### PROVIDED INFORMATION:
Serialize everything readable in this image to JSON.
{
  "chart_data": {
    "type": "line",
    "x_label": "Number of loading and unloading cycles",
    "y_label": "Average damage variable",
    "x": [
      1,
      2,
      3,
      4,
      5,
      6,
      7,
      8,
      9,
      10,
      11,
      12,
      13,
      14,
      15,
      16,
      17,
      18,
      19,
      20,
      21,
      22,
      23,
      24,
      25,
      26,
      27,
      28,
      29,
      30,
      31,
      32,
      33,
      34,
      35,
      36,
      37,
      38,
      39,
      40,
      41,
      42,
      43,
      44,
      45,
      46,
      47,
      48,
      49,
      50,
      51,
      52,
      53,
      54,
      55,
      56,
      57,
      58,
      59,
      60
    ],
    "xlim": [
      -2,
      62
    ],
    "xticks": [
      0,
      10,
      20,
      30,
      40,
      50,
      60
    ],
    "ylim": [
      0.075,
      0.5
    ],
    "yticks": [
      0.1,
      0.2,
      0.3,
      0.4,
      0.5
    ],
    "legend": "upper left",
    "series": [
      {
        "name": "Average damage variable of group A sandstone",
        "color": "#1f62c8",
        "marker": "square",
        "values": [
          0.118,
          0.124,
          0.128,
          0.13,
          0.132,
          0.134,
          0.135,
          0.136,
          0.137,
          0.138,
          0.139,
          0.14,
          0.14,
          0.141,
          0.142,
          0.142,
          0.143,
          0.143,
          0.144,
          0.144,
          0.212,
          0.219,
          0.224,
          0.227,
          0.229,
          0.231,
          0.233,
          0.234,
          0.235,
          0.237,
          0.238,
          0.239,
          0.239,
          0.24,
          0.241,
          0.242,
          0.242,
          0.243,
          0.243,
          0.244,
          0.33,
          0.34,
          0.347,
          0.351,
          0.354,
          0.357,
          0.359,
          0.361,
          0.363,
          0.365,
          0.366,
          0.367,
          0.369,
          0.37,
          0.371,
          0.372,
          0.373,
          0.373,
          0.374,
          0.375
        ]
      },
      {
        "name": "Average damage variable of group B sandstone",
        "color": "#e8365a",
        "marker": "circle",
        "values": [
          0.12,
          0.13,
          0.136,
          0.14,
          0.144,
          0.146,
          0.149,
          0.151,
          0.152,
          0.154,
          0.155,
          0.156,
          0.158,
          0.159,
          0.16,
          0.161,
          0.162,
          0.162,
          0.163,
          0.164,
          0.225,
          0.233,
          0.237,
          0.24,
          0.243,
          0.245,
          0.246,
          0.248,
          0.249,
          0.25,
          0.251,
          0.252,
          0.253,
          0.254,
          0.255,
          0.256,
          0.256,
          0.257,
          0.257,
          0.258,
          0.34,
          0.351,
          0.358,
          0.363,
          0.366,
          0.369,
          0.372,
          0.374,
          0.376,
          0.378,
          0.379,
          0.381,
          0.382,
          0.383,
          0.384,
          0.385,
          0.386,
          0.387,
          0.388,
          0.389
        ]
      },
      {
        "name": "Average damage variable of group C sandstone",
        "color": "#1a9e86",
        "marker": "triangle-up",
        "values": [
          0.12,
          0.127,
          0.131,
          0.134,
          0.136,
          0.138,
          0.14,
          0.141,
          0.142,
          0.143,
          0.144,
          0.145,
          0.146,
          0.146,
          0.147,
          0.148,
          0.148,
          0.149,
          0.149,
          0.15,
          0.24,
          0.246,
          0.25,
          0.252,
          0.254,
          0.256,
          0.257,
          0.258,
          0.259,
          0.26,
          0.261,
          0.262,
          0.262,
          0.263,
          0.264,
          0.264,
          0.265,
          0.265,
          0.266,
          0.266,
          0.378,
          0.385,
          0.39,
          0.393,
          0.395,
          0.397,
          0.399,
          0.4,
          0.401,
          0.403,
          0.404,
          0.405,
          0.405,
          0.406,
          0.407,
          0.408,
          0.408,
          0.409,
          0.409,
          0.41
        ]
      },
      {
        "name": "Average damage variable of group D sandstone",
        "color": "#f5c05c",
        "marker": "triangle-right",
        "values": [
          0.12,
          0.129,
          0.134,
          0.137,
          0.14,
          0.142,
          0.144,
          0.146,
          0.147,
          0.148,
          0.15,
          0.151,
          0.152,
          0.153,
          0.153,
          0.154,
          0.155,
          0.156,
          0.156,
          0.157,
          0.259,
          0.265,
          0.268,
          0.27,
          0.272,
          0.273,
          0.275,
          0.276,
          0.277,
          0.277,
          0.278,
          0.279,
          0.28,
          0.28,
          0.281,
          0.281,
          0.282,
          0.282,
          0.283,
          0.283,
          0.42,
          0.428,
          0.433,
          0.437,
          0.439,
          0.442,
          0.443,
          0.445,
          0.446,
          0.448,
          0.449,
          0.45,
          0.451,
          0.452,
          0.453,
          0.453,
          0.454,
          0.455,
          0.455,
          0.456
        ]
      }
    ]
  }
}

### GOAL:
Say the number of lines in the records above that include the string "damage", and no more.

### RESULT OF THIS EXERCISE:
5